┌─ INFORMATION SHOWN

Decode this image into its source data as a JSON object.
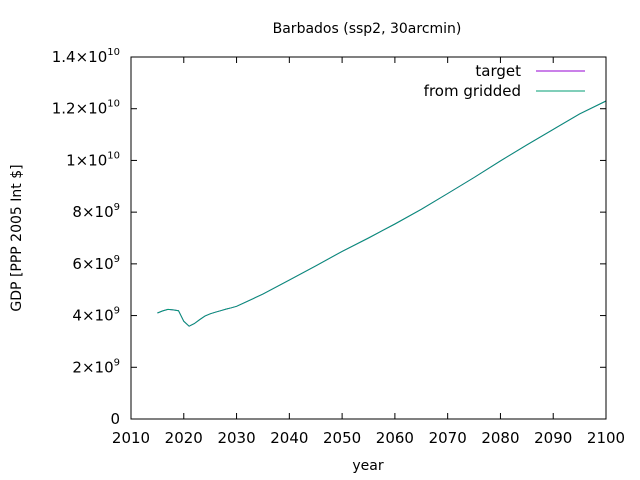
{
  "chart_data": {
    "type": "line",
    "title": "Barbados (ssp2, 30arcmin)",
    "xlabel": "year",
    "ylabel": "GDP [PPP 2005 Int $]",
    "xlim": [
      2010,
      2100
    ],
    "ylim": [
      0,
      14000000000
    ],
    "grid": false,
    "legend_position": "top-right",
    "x_ticks": [
      2010,
      2020,
      2030,
      2040,
      2050,
      2060,
      2070,
      2080,
      2090,
      2100
    ],
    "x_tick_labels": [
      "2010",
      "2020",
      "2030",
      "2040",
      "2050",
      "2060",
      "2070",
      "2080",
      "2090",
      "2100"
    ],
    "y_ticks": [
      {
        "value": 0,
        "mantissa": "0",
        "exponent": ""
      },
      {
        "value": 2000000000,
        "mantissa": "2×10",
        "exponent": "9"
      },
      {
        "value": 4000000000,
        "mantissa": "4×10",
        "exponent": "9"
      },
      {
        "value": 6000000000,
        "mantissa": "6×10",
        "exponent": "9"
      },
      {
        "value": 8000000000,
        "mantissa": "8×10",
        "exponent": "9"
      },
      {
        "value": 10000000000,
        "mantissa": "1×10",
        "exponent": "10"
      },
      {
        "value": 12000000000,
        "mantissa": "1.2×10",
        "exponent": "10"
      },
      {
        "value": 14000000000,
        "mantissa": "1.4×10",
        "exponent": "10"
      }
    ],
    "x": [
      2015,
      2016,
      2017,
      2018,
      2019,
      2020,
      2021,
      2022,
      2023,
      2024,
      2025,
      2026,
      2027,
      2028,
      2029,
      2030,
      2035,
      2040,
      2045,
      2050,
      2055,
      2060,
      2065,
      2070,
      2075,
      2080,
      2085,
      2090,
      2095,
      2100
    ],
    "series": [
      {
        "name": "target",
        "color": "#9400d3",
        "values": [
          4100000000,
          4180000000,
          4240000000,
          4220000000,
          4190000000,
          3780000000,
          3590000000,
          3690000000,
          3840000000,
          3980000000,
          4070000000,
          4130000000,
          4190000000,
          4250000000,
          4300000000,
          4360000000,
          4830000000,
          5370000000,
          5920000000,
          6480000000,
          7000000000,
          7540000000,
          8110000000,
          8720000000,
          9340000000,
          9980000000,
          10600000000,
          11200000000,
          11800000000,
          12300000000
        ]
      },
      {
        "name": "from gridded",
        "color": "#009e73",
        "values": [
          4100000000,
          4180000000,
          4240000000,
          4220000000,
          4190000000,
          3780000000,
          3590000000,
          3690000000,
          3840000000,
          3980000000,
          4070000000,
          4130000000,
          4190000000,
          4250000000,
          4300000000,
          4360000000,
          4830000000,
          5370000000,
          5920000000,
          6480000000,
          7000000000,
          7540000000,
          8110000000,
          8720000000,
          9340000000,
          9980000000,
          10600000000,
          11200000000,
          11800000000,
          12300000000
        ]
      }
    ]
  }
}
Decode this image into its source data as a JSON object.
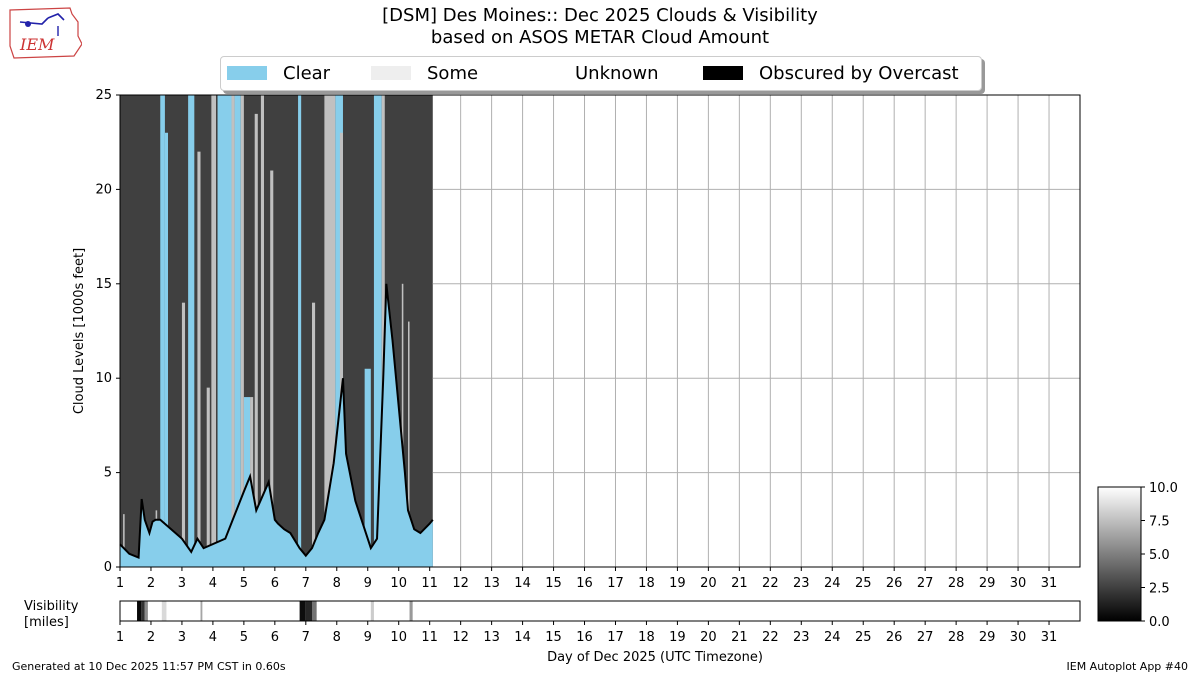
{
  "title_line1": "[DSM] Des Moines:: Dec 2025 Clouds & Visibility",
  "title_line2": "based on ASOS METAR Cloud Amount",
  "logo_text": "IEM",
  "legend": [
    {
      "label": "Clear",
      "color": "#87ceeb"
    },
    {
      "label": "Some",
      "color": "#eeeeee"
    },
    {
      "label": "Unknown",
      "color": "#ffffff"
    },
    {
      "label": "Obscured by Overcast",
      "color": "#000000"
    }
  ],
  "footer_left": "Generated at 10 Dec 2025 11:57 PM CST in 0.60s",
  "footer_right": "IEM Autoplot App #40",
  "chart_data": {
    "type": "area",
    "title": "[DSM] Des Moines:: Dec 2025 Clouds & Visibility",
    "ylabel": "Cloud Levels [1000s feet]",
    "xlabel": "Day of Dec 2025 (UTC Timezone)",
    "ylim": [
      0,
      25
    ],
    "xlim": [
      1,
      32
    ],
    "yticks": [
      0,
      5,
      10,
      15,
      20,
      25
    ],
    "xticks": [
      1,
      2,
      3,
      4,
      5,
      6,
      7,
      8,
      9,
      10,
      11,
      12,
      13,
      14,
      15,
      16,
      17,
      18,
      19,
      20,
      21,
      22,
      23,
      24,
      25,
      26,
      27,
      28,
      29,
      30,
      31
    ],
    "colors": {
      "clear": "#87ceeb",
      "overcast": "#404040",
      "some": "#c0c0c0",
      "edge": "#000000"
    },
    "data_end_day": 11.1,
    "base_curve": [
      [
        1.0,
        1.2
      ],
      [
        1.3,
        0.7
      ],
      [
        1.6,
        0.5
      ],
      [
        1.7,
        3.6
      ],
      [
        1.8,
        2.5
      ],
      [
        1.95,
        1.8
      ],
      [
        2.05,
        2.4
      ],
      [
        2.15,
        2.5
      ],
      [
        2.3,
        2.5
      ],
      [
        3.0,
        1.5
      ],
      [
        3.3,
        0.8
      ],
      [
        3.5,
        1.5
      ],
      [
        3.7,
        1.0
      ],
      [
        4.4,
        1.5
      ],
      [
        5.0,
        4.0
      ],
      [
        5.2,
        4.8
      ],
      [
        5.4,
        3.0
      ],
      [
        5.8,
        4.5
      ],
      [
        6.0,
        2.5
      ],
      [
        6.1,
        2.3
      ],
      [
        6.3,
        2.0
      ],
      [
        6.5,
        1.8
      ],
      [
        6.8,
        1.0
      ],
      [
        7.0,
        0.6
      ],
      [
        7.2,
        1.0
      ],
      [
        7.4,
        1.8
      ],
      [
        7.6,
        2.5
      ],
      [
        7.9,
        5.5
      ],
      [
        8.2,
        10.0
      ],
      [
        8.3,
        6.0
      ],
      [
        8.6,
        3.5
      ],
      [
        8.8,
        2.5
      ],
      [
        9.0,
        1.5
      ],
      [
        9.1,
        1.0
      ],
      [
        9.3,
        1.5
      ],
      [
        9.5,
        10.0
      ],
      [
        9.6,
        15.0
      ],
      [
        9.8,
        12.0
      ],
      [
        10.2,
        5.0
      ],
      [
        10.3,
        3.0
      ],
      [
        10.5,
        2.0
      ],
      [
        10.7,
        1.8
      ],
      [
        11.0,
        2.3
      ],
      [
        11.1,
        2.5
      ]
    ],
    "clear_columns": [
      [
        2.3,
        2.45,
        25
      ],
      [
        2.45,
        2.55,
        23
      ],
      [
        3.2,
        3.4,
        25
      ],
      [
        4.15,
        4.6,
        25
      ],
      [
        4.7,
        4.9,
        25
      ],
      [
        5.0,
        5.2,
        9
      ],
      [
        6.75,
        6.85,
        25
      ],
      [
        7.95,
        8.2,
        25
      ],
      [
        8.9,
        9.1,
        10.5
      ],
      [
        9.2,
        9.45,
        25
      ]
    ],
    "some_columns": [
      [
        1.1,
        1.15,
        2.8
      ],
      [
        2.15,
        2.2,
        3.0
      ],
      [
        3.0,
        3.1,
        14.0
      ],
      [
        3.5,
        3.6,
        22.0
      ],
      [
        3.8,
        3.9,
        9.5
      ],
      [
        3.95,
        4.1,
        25
      ],
      [
        4.6,
        4.7,
        25
      ],
      [
        4.9,
        5.0,
        25
      ],
      [
        5.2,
        5.3,
        9.0
      ],
      [
        5.35,
        5.45,
        24.0
      ],
      [
        5.55,
        5.65,
        25
      ],
      [
        5.85,
        5.95,
        21.0
      ],
      [
        7.2,
        7.3,
        14.0
      ],
      [
        7.6,
        7.95,
        25
      ],
      [
        8.1,
        8.2,
        23.0
      ],
      [
        9.45,
        9.55,
        25
      ],
      [
        10.1,
        10.15,
        15.0
      ],
      [
        10.3,
        10.35,
        13.0
      ]
    ],
    "visibility_colorbar": {
      "min": 0.0,
      "max": 10.0,
      "ticks": [
        0.0,
        2.5,
        5.0,
        7.5,
        10.0
      ],
      "label": "Visibility\n[miles]"
    },
    "visibility_bands": [
      [
        1.55,
        1.68,
        0.3
      ],
      [
        1.68,
        1.8,
        2.0
      ],
      [
        1.8,
        1.9,
        5.5
      ],
      [
        2.35,
        2.5,
        8.5
      ],
      [
        3.6,
        3.66,
        6.5
      ],
      [
        6.8,
        7.0,
        0.5
      ],
      [
        7.0,
        7.2,
        1.5
      ],
      [
        7.2,
        7.35,
        4.5
      ],
      [
        9.1,
        9.2,
        8.0
      ],
      [
        10.35,
        10.45,
        6.0
      ]
    ]
  },
  "vis_label_line1": "Visibility",
  "vis_label_line2": "[miles]"
}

└─

(STATED TASK):
Go through the listing above and return every line where the word "Moines" occurs.

(THE COMPLETED TASK):
  "title_line1": "[DSM] Des Moines:: Dec 2025 Clouds & Visibility",
    "title": "[DSM] Des Moines:: Dec 2025 Clouds & Visibility",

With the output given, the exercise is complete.